───── SUPPLIED MATERIAL

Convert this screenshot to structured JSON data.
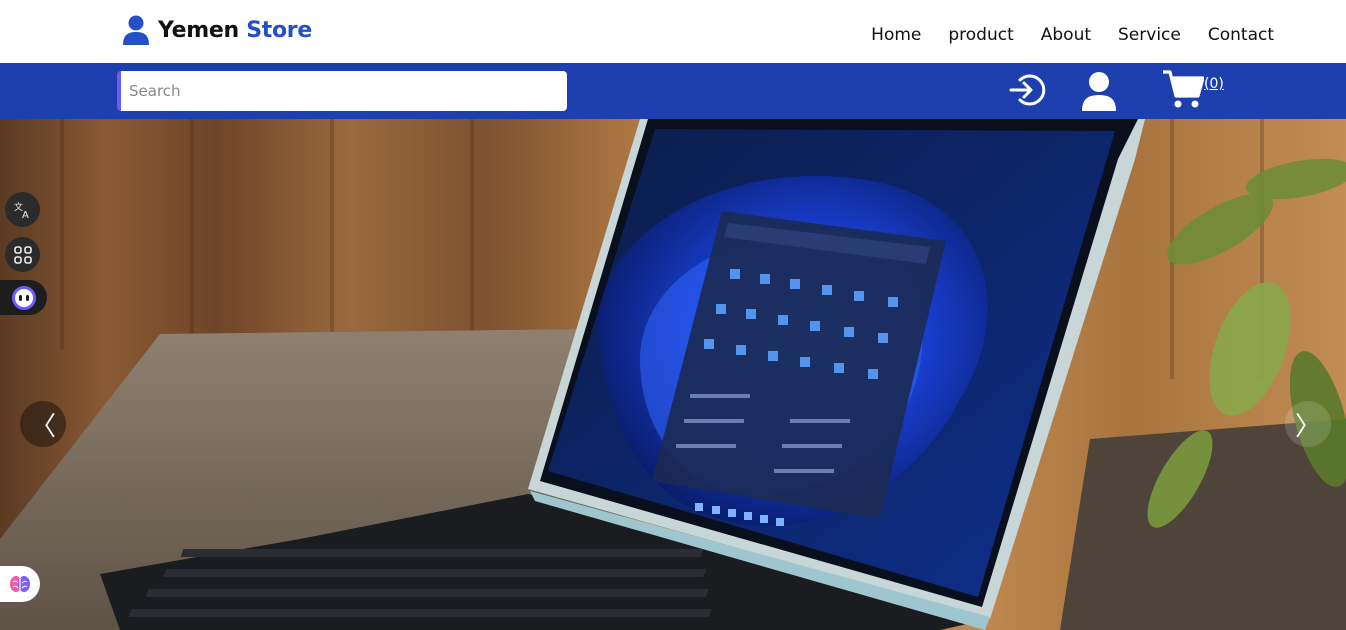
{
  "brand": {
    "name_part1": "Yemen",
    "name_part2": "Store",
    "icon": "user-icon"
  },
  "nav": {
    "items": [
      {
        "label": "Home"
      },
      {
        "label": "product"
      },
      {
        "label": "About"
      },
      {
        "label": "Service"
      },
      {
        "label": "Contact"
      }
    ]
  },
  "toolbar": {
    "search_placeholder": "Search",
    "search_value": "",
    "login_icon": "login-icon",
    "account_icon": "account-icon",
    "cart_icon": "cart-icon",
    "cart_count": "(0)"
  },
  "widgets": {
    "translate_icon": "translate-icon",
    "apps_icon": "apps-grid-icon",
    "bot_icon": "assistant-bot-icon",
    "brain_icon": "brain-icon"
  },
  "carousel": {
    "prev_label": "〈",
    "next_label": "〉",
    "slide_image": "laptop-windows-hero-image"
  },
  "colors": {
    "brand_accent": "#2450c6",
    "toolbar_bg": "#1e40af",
    "search_accent": "#6b5cf0"
  }
}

──────────

SET EXERCISE >> Quote each entry above verbatim and drop the pictures.

SOLUTION FOR THIS TASK >>
Convert this screenshot to structured JSON data.
{
  "brand": {
    "name_part1": "Yemen",
    "name_part2": "Store",
    "icon": "user-icon"
  },
  "nav": {
    "items": [
      {
        "label": "Home"
      },
      {
        "label": "product"
      },
      {
        "label": "About"
      },
      {
        "label": "Service"
      },
      {
        "label": "Contact"
      }
    ]
  },
  "toolbar": {
    "search_placeholder": "Search",
    "search_value": "",
    "login_icon": "login-icon",
    "account_icon": "account-icon",
    "cart_icon": "cart-icon",
    "cart_count": "(0)"
  },
  "widgets": {
    "translate_icon": "translate-icon",
    "apps_icon": "apps-grid-icon",
    "bot_icon": "assistant-bot-icon",
    "brain_icon": "brain-icon"
  },
  "carousel": {
    "prev_label": "〈",
    "next_label": "〉",
    "slide_image": "laptop-windows-hero-image"
  },
  "colors": {
    "brand_accent": "#2450c6",
    "toolbar_bg": "#1e40af",
    "search_accent": "#6b5cf0"
  }
}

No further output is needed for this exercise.